Prompt:
Look for the word "trial" in the entries below, then copy every line that has it.

Data section:
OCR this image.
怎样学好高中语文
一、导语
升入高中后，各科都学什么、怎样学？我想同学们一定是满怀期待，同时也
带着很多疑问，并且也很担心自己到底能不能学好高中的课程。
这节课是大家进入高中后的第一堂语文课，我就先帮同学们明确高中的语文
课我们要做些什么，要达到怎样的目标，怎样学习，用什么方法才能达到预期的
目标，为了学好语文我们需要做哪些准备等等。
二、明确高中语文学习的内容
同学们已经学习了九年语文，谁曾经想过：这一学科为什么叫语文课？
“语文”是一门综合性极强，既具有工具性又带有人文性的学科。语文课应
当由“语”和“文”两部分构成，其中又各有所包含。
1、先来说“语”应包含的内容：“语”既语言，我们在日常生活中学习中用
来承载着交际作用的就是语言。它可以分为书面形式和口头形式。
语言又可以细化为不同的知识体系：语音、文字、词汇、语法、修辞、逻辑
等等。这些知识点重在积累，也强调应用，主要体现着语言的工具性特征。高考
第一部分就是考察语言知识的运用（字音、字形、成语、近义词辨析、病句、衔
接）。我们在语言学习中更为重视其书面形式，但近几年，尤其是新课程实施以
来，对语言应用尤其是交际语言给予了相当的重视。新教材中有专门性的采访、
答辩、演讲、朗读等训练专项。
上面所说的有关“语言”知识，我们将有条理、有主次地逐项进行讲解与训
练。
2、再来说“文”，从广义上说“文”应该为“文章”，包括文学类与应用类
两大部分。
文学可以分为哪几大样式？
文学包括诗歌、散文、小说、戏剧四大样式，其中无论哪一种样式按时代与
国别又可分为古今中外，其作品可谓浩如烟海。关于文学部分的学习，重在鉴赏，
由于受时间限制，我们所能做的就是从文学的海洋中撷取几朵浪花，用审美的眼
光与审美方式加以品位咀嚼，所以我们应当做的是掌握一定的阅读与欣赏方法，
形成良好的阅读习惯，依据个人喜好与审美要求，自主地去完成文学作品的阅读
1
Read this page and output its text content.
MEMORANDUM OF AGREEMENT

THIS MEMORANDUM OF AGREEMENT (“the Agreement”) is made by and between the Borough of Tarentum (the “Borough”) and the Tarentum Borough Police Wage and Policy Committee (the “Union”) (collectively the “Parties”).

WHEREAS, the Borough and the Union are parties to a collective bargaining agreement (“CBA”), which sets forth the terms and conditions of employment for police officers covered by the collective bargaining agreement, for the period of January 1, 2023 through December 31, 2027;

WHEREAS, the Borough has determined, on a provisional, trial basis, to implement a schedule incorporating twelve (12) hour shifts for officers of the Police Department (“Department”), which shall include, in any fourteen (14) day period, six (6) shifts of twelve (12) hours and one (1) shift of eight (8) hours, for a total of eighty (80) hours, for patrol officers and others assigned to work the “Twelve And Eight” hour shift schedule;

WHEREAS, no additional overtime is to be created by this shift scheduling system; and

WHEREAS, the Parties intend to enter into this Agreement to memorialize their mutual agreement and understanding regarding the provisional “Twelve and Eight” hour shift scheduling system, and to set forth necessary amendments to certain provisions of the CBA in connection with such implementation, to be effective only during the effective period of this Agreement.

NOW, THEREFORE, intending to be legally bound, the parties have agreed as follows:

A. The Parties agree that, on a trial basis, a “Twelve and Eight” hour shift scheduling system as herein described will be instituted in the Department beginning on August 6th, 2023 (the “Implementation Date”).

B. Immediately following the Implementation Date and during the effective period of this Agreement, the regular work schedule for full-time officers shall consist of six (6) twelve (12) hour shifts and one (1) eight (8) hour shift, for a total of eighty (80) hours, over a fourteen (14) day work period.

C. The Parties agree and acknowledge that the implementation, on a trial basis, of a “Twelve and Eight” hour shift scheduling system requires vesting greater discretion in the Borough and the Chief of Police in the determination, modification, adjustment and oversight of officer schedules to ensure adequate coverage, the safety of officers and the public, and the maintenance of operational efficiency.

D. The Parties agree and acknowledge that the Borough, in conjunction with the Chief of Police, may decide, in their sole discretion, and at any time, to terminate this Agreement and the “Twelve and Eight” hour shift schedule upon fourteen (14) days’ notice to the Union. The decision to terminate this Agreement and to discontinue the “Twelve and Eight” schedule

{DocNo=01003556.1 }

Solution to this exercise:
WHEREAS, the Borough has determined, on a provisional, trial basis, to implement a schedule incorporating twelve (12) hour shifts for officers of the Police Department (“Department”), which shall include, in any fourteen (14) day period, six (6) shifts of twelve (12) hours and one (1) shift of eight (8) hours, for a total of eighty (80) hours, for patrol officers and others assigned to work the “Twelve And Eight” hour shift schedule;
A. The Parties agree that, on a trial basis, a “Twelve and Eight” hour shift scheduling system as herein described will be instituted in the Department beginning on August 6th, 2023 (the “Implementation Date”).
C. The Parties agree and acknowledge that the implementation, on a trial basis, of a “Twelve and Eight” hour shift scheduling system requires vesting greater discretion in the Borough and the Chief of Police in the determination, modification, adjustment and oversight of officer schedules to ensure adequate coverage, the safety of officers and the public, and the maintenance of operational efficiency.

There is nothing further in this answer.